Required work: Your task is to extract every entry that follows word for word while excluding the pictures.

Input for this task:

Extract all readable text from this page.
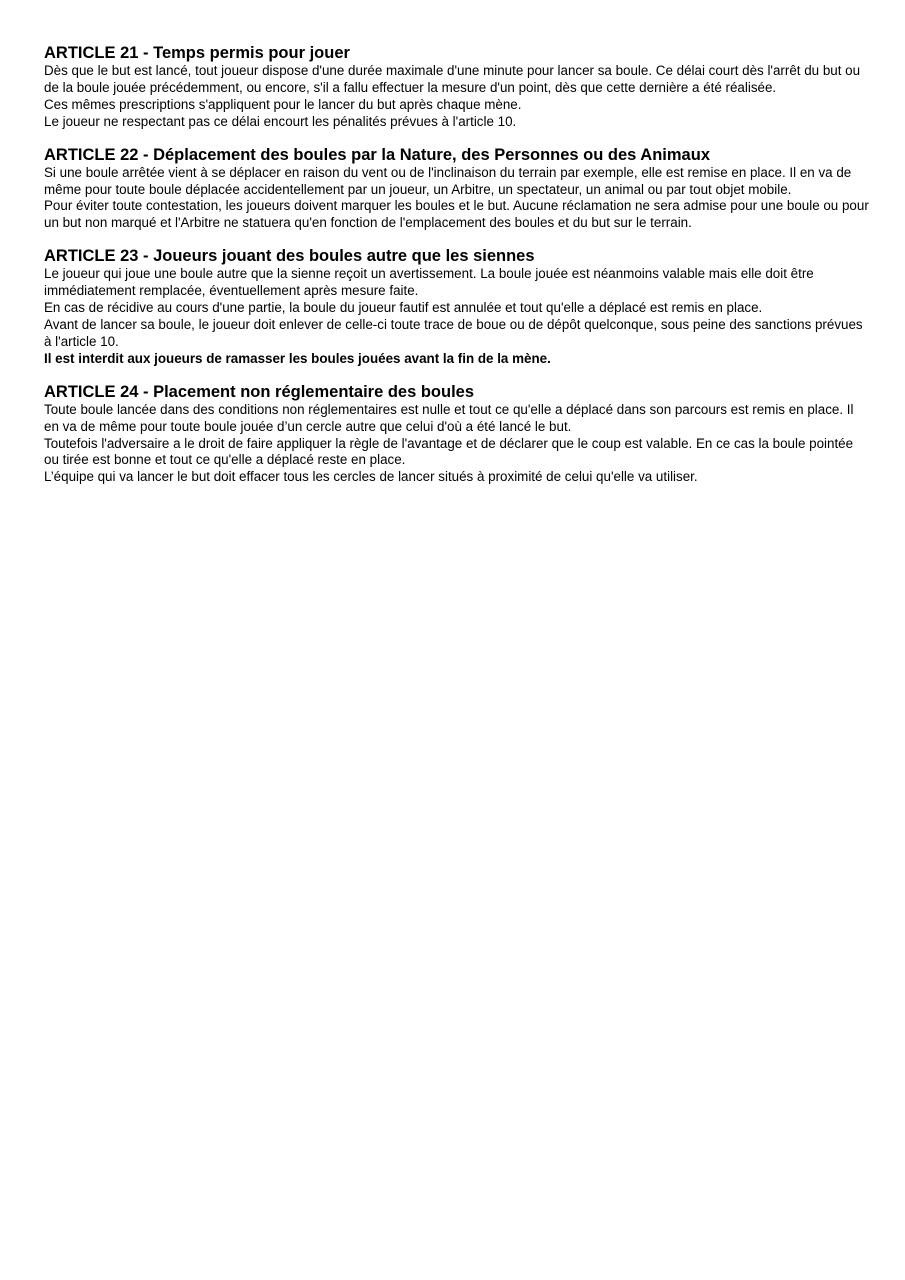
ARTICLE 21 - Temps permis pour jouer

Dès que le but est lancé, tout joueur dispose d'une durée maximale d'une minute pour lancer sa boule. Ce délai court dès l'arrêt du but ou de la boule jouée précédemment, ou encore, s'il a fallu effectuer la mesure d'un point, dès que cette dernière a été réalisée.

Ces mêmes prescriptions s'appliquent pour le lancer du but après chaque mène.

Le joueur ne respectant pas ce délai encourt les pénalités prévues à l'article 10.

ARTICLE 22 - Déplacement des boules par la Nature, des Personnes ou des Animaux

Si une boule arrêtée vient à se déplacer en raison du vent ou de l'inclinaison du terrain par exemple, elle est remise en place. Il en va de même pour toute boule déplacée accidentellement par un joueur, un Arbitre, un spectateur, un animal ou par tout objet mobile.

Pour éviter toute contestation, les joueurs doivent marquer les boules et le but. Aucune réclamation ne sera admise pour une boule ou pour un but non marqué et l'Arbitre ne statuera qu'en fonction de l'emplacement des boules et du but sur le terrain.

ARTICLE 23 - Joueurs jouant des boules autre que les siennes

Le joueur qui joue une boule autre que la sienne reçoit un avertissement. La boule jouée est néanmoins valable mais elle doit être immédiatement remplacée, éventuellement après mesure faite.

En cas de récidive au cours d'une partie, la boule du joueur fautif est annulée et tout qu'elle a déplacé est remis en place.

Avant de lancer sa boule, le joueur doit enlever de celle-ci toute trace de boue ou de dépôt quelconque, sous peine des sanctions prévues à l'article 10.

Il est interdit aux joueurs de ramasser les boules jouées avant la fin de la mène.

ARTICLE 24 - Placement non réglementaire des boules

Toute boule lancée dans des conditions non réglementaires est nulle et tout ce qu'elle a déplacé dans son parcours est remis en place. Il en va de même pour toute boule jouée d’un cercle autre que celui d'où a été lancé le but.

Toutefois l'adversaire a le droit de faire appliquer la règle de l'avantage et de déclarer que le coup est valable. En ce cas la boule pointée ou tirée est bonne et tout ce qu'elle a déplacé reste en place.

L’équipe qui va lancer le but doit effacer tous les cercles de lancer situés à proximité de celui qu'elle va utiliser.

The reply:
Extract all readable text from this page.
ARTICLE 21 - Temps permis pour jouer

Dès que le but est lancé, tout joueur dispose d'une durée maximale d'une minute pour lancer sa boule. Ce délai court dès l'arrêt du but ou de la boule jouée précédemment, ou encore, s'il a fallu effectuer la mesure d'un point, dès que cette dernière a été réalisée.

Ces mêmes prescriptions s'appliquent pour le lancer du but après chaque mène.

Le joueur ne respectant pas ce délai encourt les pénalités prévues à l'article 10.

ARTICLE 22 - Déplacement des boules par la Nature, des Personnes ou des Animaux

Si une boule arrêtée vient à se déplacer en raison du vent ou de l'inclinaison du terrain par exemple, elle est remise en place. Il en va de même pour toute boule déplacée accidentellement par un joueur, un Arbitre, un spectateur, un animal ou par tout objet mobile.

Pour éviter toute contestation, les joueurs doivent marquer les boules et le but. Aucune réclamation ne sera admise pour une boule ou pour un but non marqué et l'Arbitre ne statuera qu'en fonction de l'emplacement des boules et du but sur le terrain.

ARTICLE 23 - Joueurs jouant des boules autre que les siennes

Le joueur qui joue une boule autre que la sienne reçoit un avertissement. La boule jouée est néanmoins valable mais elle doit être immédiatement remplacée, éventuellement après mesure faite.

En cas de récidive au cours d'une partie, la boule du joueur fautif est annulée et tout qu'elle a déplacé est remis en place.

Avant de lancer sa boule, le joueur doit enlever de celle-ci toute trace de boue ou de dépôt quelconque, sous peine des sanctions prévues à l'article 10.

Il est interdit aux joueurs de ramasser les boules jouées avant la fin de la mène.

ARTICLE 24 - Placement non réglementaire des boules

Toute boule lancée dans des conditions non réglementaires est nulle et tout ce qu'elle a déplacé dans son parcours est remis en place. Il en va de même pour toute boule jouée d’un cercle autre que celui d'où a été lancé le but.

Toutefois l'adversaire a le droit de faire appliquer la règle de l'avantage et de déclarer que le coup est valable. En ce cas la boule pointée ou tirée est bonne et tout ce qu'elle a déplacé reste en place.

L’équipe qui va lancer le but doit effacer tous les cercles de lancer situés à proximité de celui qu'elle va utiliser.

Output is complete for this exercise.